** PROMPT **
Quote the whole listing exactly. Leave the pictures out of your copy.

** Stored entries **
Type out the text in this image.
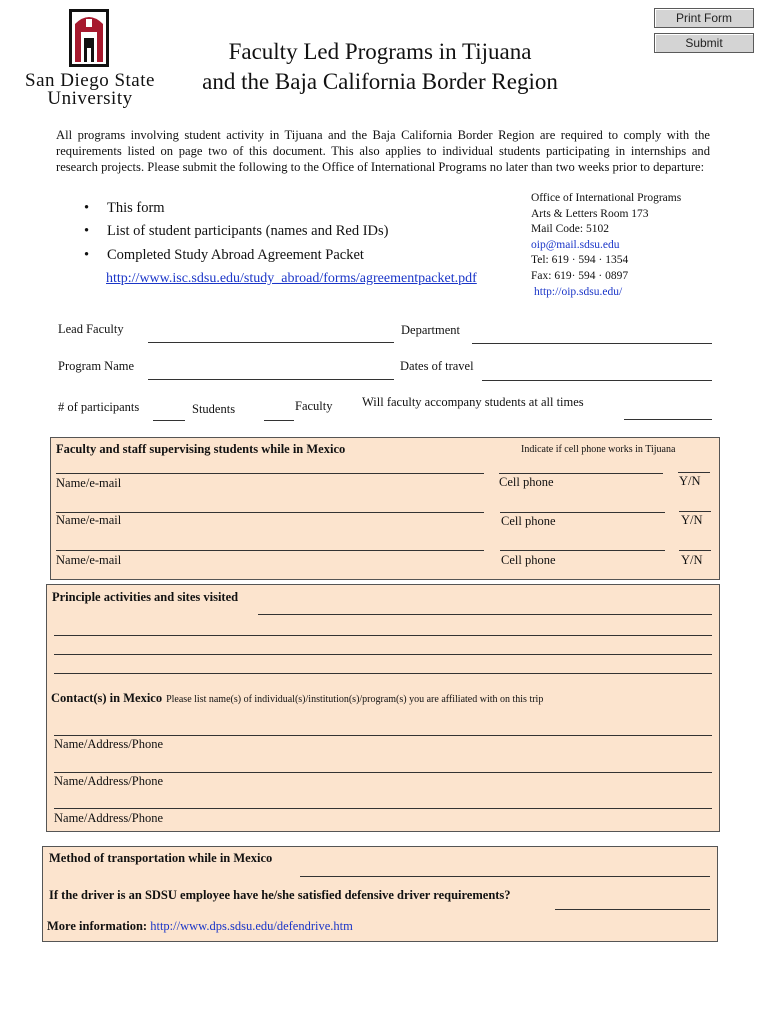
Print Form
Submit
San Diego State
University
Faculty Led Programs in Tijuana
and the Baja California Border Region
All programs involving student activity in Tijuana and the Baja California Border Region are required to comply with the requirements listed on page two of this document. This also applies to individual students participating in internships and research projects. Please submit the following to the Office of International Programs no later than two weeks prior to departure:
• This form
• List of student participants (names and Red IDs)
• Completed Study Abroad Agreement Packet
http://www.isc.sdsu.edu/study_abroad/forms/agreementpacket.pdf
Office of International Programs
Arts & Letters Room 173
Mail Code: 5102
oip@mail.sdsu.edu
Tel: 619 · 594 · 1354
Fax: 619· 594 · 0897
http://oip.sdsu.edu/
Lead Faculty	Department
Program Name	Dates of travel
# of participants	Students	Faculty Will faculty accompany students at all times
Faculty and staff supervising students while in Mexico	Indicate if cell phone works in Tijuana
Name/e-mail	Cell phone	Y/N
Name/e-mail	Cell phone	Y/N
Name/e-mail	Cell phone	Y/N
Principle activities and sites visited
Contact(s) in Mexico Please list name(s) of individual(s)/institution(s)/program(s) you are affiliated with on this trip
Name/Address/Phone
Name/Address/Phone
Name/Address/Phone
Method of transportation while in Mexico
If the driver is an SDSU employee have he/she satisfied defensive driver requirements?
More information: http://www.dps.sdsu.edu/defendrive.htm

** EXERCISE OUTPUT **
Type out the text in this image.
Print Form
Submit
San Diego State
University
Faculty Led Programs in Tijuana
and the Baja California Border Region
All programs involving student activity in Tijuana and the Baja California Border Region are required to comply with the requirements listed on page two of this document. This also applies to individual students participating in internships and research projects. Please submit the following to the Office of International Programs no later than two weeks prior to departure:
• This form
• List of student participants (names and Red IDs)
• Completed Study Abroad Agreement Packet
http://www.isc.sdsu.edu/study_abroad/forms/agreementpacket.pdf
Office of International Programs
Arts & Letters Room 173
Mail Code: 5102
oip@mail.sdsu.edu
Tel: 619 · 594 · 1354
Fax: 619· 594 · 0897
http://oip.sdsu.edu/
Lead Faculty	Department
Program Name	Dates of travel
# of participants	Students	Faculty Will faculty accompany students at all times
Faculty and staff supervising students while in Mexico	Indicate if cell phone works in Tijuana
Name/e-mail	Cell phone	Y/N
Name/e-mail	Cell phone	Y/N
Name/e-mail	Cell phone	Y/N
Principle activities and sites visited
Contact(s) in Mexico Please list name(s) of individual(s)/institution(s)/program(s) you are affiliated with on this trip
Name/Address/Phone
Name/Address/Phone
Name/Address/Phone
Method of transportation while in Mexico
If the driver is an SDSU employee have he/she satisfied defensive driver requirements?
More information: http://www.dps.sdsu.edu/defendrive.htm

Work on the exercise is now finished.